*YOUR OBJECTIVE:* Determine how many lines of the entries contain "numbers". Reply with that number alone.

(Dataset entries)
▼
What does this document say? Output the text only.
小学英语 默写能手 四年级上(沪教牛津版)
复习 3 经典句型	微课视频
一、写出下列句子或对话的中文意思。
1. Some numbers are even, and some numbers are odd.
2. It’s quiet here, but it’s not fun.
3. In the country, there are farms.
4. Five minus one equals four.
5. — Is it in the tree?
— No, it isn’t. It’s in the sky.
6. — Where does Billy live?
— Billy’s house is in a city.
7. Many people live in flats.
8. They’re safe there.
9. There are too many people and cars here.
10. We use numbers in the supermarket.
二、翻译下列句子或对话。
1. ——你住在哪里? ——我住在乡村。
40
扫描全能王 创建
▲
*ANSWER TO THE PROBLEM:* 2